*Exercise details:* Keep every line where the word "title" appears; drop the rest.

** START OF Source material **

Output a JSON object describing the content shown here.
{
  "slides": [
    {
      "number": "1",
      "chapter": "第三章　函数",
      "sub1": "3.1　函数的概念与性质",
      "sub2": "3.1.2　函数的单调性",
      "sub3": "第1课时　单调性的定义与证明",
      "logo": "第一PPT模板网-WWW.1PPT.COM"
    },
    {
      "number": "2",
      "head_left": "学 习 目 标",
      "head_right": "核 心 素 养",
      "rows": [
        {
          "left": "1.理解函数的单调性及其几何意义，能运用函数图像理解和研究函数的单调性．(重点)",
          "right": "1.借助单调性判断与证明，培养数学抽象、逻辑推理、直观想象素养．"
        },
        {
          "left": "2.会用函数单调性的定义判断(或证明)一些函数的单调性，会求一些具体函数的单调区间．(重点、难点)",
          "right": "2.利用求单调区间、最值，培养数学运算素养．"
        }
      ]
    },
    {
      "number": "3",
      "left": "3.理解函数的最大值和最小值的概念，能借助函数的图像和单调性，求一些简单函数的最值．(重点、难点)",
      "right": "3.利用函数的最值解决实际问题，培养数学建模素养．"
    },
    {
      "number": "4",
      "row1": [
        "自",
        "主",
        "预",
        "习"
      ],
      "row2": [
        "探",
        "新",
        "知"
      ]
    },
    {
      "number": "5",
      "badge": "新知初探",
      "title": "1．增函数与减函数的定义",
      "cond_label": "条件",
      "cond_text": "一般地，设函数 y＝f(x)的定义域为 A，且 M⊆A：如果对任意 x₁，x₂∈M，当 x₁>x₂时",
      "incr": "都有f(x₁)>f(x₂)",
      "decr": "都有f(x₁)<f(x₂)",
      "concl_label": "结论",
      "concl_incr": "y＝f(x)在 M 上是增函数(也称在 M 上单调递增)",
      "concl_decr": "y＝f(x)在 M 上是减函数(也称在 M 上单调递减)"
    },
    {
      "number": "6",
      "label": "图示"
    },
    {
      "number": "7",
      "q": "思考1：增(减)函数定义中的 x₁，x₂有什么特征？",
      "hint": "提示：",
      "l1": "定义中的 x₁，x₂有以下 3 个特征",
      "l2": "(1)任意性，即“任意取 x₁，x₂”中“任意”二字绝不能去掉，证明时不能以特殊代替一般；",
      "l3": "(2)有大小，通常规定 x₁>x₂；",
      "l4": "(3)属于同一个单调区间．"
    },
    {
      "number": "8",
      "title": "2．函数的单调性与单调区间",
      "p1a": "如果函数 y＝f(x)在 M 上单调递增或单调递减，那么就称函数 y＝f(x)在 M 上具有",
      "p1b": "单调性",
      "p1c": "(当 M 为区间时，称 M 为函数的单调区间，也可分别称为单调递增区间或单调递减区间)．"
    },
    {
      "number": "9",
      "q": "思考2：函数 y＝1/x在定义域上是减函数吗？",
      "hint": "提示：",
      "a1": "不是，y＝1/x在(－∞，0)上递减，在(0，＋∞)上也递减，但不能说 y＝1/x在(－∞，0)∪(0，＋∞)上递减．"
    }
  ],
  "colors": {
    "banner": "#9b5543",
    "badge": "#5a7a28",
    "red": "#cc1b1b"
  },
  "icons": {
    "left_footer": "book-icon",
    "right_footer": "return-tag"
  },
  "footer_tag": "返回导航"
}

** END OF Source material **

*Complete answer:*
      "title": "1．增函数与减函数的定义",
      "title": "2．函数的单调性与单调区间",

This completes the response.